→ Exercise details
Pick out every line in the records below that contains the word "Wizard", and copy each one.

→ Records to process
>> begin
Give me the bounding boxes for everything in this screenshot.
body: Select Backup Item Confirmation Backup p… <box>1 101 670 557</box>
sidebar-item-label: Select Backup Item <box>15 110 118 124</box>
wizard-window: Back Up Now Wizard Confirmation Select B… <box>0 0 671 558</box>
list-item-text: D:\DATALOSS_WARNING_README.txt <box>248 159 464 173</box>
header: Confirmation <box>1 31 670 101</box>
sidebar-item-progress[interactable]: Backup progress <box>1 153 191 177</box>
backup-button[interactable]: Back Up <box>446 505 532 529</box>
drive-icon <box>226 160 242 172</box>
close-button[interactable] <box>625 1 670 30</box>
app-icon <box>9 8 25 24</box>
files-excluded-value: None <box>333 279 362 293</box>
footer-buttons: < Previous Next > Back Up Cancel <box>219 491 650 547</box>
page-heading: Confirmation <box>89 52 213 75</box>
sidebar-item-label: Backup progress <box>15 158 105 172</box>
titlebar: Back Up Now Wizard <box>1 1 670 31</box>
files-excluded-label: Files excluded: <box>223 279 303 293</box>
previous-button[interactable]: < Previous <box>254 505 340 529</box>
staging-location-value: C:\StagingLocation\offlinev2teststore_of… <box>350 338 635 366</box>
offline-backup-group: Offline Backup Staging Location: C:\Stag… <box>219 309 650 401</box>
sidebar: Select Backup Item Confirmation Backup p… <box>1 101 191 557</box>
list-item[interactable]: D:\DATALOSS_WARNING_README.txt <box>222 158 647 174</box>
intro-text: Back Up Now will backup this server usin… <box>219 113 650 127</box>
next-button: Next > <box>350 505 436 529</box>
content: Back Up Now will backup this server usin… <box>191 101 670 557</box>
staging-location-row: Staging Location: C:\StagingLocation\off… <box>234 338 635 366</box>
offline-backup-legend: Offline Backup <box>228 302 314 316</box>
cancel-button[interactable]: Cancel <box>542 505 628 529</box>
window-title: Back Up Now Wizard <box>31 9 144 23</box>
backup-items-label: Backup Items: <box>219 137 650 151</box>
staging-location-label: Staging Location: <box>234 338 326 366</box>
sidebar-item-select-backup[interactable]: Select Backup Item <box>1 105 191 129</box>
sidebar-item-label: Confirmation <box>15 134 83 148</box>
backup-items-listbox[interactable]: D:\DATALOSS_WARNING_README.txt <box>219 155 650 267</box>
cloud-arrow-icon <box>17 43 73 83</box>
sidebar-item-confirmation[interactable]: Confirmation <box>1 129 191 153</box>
>> end
→ Task solution
wizard-window: Back Up Now Wizard Confirmation Select B… <box>0 0 671 558</box>
titlebar: Back Up Now Wizard <box>1 1 670 31</box>
window-title: Back Up Now Wizard <box>31 9 144 23</box>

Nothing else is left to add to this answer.